Go through the listing and copy every line word for word.

Data records:
————

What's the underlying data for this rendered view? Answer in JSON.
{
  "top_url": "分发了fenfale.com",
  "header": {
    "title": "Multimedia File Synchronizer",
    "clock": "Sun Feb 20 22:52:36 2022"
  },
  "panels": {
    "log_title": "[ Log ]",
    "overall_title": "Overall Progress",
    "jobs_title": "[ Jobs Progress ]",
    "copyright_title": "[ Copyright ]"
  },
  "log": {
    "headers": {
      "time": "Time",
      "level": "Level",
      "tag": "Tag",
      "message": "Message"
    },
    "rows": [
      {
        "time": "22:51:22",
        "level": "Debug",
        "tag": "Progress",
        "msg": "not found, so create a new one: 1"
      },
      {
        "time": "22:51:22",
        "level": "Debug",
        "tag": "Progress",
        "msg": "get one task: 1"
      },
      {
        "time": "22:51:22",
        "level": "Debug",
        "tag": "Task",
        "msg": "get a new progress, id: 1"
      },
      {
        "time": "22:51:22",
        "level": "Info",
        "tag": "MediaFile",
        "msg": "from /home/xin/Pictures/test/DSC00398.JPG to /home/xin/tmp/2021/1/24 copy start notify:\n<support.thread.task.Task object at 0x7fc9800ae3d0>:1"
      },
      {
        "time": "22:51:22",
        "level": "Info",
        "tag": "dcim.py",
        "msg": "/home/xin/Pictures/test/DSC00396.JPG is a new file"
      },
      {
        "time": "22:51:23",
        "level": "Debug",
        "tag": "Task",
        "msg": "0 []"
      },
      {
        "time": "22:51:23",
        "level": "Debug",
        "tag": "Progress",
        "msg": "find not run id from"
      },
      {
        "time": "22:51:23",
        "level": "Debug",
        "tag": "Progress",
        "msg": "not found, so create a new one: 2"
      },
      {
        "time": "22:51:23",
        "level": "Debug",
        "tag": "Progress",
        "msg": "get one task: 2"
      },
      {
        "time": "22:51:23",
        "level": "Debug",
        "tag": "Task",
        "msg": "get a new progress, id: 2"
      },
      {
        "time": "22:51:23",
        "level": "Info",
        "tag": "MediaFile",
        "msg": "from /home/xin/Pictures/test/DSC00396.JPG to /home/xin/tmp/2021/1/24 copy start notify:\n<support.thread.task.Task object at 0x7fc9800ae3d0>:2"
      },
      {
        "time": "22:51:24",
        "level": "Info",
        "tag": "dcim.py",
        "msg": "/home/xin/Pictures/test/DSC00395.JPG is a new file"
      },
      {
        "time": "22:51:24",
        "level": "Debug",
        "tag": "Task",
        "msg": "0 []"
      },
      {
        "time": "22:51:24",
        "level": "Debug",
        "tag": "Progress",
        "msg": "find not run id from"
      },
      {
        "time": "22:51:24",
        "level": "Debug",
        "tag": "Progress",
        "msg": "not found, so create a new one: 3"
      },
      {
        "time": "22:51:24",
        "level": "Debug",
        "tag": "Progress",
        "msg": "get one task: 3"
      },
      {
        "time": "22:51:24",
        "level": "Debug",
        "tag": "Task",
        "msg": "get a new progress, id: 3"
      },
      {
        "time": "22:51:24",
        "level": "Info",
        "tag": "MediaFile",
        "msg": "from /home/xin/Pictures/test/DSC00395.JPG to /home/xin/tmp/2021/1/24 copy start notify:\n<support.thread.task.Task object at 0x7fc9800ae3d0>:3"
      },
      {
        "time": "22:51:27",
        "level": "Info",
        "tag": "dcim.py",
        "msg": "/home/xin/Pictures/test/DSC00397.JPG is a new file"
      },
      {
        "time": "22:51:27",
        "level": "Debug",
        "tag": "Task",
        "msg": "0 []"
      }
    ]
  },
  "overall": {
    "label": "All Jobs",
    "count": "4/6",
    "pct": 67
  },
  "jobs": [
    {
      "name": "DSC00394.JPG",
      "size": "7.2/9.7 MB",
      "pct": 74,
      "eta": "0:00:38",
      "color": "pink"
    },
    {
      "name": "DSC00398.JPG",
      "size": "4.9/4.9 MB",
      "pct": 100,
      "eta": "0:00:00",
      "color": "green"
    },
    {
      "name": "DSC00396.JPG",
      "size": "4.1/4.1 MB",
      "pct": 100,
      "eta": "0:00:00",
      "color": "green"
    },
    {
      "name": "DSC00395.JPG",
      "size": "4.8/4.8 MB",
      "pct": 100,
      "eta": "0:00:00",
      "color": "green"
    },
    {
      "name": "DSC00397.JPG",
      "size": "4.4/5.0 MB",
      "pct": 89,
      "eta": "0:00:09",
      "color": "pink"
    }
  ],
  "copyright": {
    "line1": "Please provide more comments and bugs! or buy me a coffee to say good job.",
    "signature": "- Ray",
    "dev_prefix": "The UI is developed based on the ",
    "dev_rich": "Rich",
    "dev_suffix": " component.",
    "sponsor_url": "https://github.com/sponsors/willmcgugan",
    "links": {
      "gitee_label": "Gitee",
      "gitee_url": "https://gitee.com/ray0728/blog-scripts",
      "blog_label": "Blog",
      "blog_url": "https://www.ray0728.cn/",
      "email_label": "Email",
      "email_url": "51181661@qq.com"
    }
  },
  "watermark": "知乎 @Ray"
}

————

» **Reply**:
What's the underlying data for this rendered view? Answer in JSON.
{
  "top_url": "分发了fenfale.com",
  "header": {
    "title": "Multimedia File Synchronizer",
    "clock": "Sun Feb 20 22:52:36 2022"
  },
  "panels": {
    "log_title": "[ Log ]",
    "overall_title": "Overall Progress",
    "jobs_title": "[ Jobs Progress ]",
    "copyright_title": "[ Copyright ]"
  },
  "log": {
    "headers": {
      "time": "Time",
      "level": "Level",
      "tag": "Tag",
      "message": "Message"
    },
    "rows": [
      {
        "time": "22:51:22",
        "level": "Debug",
        "tag": "Progress",
        "msg": "not found, so create a new one: 1"
      },
      {
        "time": "22:51:22",
        "level": "Debug",
        "tag": "Progress",
        "msg": "get one task: 1"
      },
      {
        "time": "22:51:22",
        "level": "Debug",
        "tag": "Task",
        "msg": "get a new progress, id: 1"
      },
      {
        "time": "22:51:22",
        "level": "Info",
        "tag": "MediaFile",
        "msg": "from /home/xin/Pictures/test/DSC00398.JPG to /home/xin/tmp/2021/1/24 copy start notify:\n<support.thread.task.Task object at 0x7fc9800ae3d0>:1"
      },
      {
        "time": "22:51:22",
        "level": "Info",
        "tag": "dcim.py",
        "msg": "/home/xin/Pictures/test/DSC00396.JPG is a new file"
      },
      {
        "time": "22:51:23",
        "level": "Debug",
        "tag": "Task",
        "msg": "0 []"
      },
      {
        "time": "22:51:23",
        "level": "Debug",
        "tag": "Progress",
        "msg": "find not run id from"
      },
      {
        "time": "22:51:23",
        "level": "Debug",
        "tag": "Progress",
        "msg": "not found, so create a new one: 2"
      },
      {
        "time": "22:51:23",
        "level": "Debug",
        "tag": "Progress",
        "msg": "get one task: 2"
      },
      {
        "time": "22:51:23",
        "level": "Debug",
        "tag": "Task",
        "msg": "get a new progress, id: 2"
      },
      {
        "time": "22:51:23",
        "level": "Info",
        "tag": "MediaFile",
        "msg": "from /home/xin/Pictures/test/DSC00396.JPG to /home/xin/tmp/2021/1/24 copy start notify:\n<support.thread.task.Task object at 0x7fc9800ae3d0>:2"
      },
      {
        "time": "22:51:24",
        "level": "Info",
        "tag": "dcim.py",
        "msg": "/home/xin/Pictures/test/DSC00395.JPG is a new file"
      },
      {
        "time": "22:51:24",
        "level": "Debug",
        "tag": "Task",
        "msg": "0 []"
      },
      {
        "time": "22:51:24",
        "level": "Debug",
        "tag": "Progress",
        "msg": "find not run id from"
      },
      {
        "time": "22:51:24",
        "level": "Debug",
        "tag": "Progress",
        "msg": "not found, so create a new one: 3"
      },
      {
        "time": "22:51:24",
        "level": "Debug",
        "tag": "Progress",
        "msg": "get one task: 3"
      },
      {
        "time": "22:51:24",
        "level": "Debug",
        "tag": "Task",
        "msg": "get a new progress, id: 3"
      },
      {
        "time": "22:51:24",
        "level": "Info",
        "tag": "MediaFile",
        "msg": "from /home/xin/Pictures/test/DSC00395.JPG to /home/xin/tmp/2021/1/24 copy start notify:\n<support.thread.task.Task object at 0x7fc9800ae3d0>:3"
      },
      {
        "time": "22:51:27",
        "level": "Info",
        "tag": "dcim.py",
        "msg": "/home/xin/Pictures/test/DSC00397.JPG is a new file"
      },
      {
        "time": "22:51:27",
        "level": "Debug",
        "tag": "Task",
        "msg": "0 []"
      }
    ]
  },
  "overall": {
    "label": "All Jobs",
    "count": "4/6",
    "pct": 67
  },
  "jobs": [
    {
      "name": "DSC00394.JPG",
      "size": "7.2/9.7 MB",
      "pct": 74,
      "eta": "0:00:38",
      "color": "pink"
    },
    {
      "name": "DSC00398.JPG",
      "size": "4.9/4.9 MB",
      "pct": 100,
      "eta": "0:00:00",
      "color": "green"
    },
    {
      "name": "DSC00396.JPG",
      "size": "4.1/4.1 MB",
      "pct": 100,
      "eta": "0:00:00",
      "color": "green"
    },
    {
      "name": "DSC00395.JPG",
      "size": "4.8/4.8 MB",
      "pct": 100,
      "eta": "0:00:00",
      "color": "green"
    },
    {
      "name": "DSC00397.JPG",
      "size": "4.4/5.0 MB",
      "pct": 89,
      "eta": "0:00:09",
      "color": "pink"
    }
  ],
  "copyright": {
    "line1": "Please provide more comments and bugs! or buy me a coffee to say good job.",
    "signature": "- Ray",
    "dev_prefix": "The UI is developed based on the ",
    "dev_rich": "Rich",
    "dev_suffix": " component.",
    "sponsor_url": "https://github.com/sponsors/willmcgugan",
    "links": {
      "gitee_label": "Gitee",
      "gitee_url": "https://gitee.com/ray0728/blog-scripts",
      "blog_label": "Blog",
      "blog_url": "https://www.ray0728.cn/",
      "email_label": "Email",
      "email_url": "51181661@qq.com"
    }
  },
  "watermark": "知乎 @Ray"
}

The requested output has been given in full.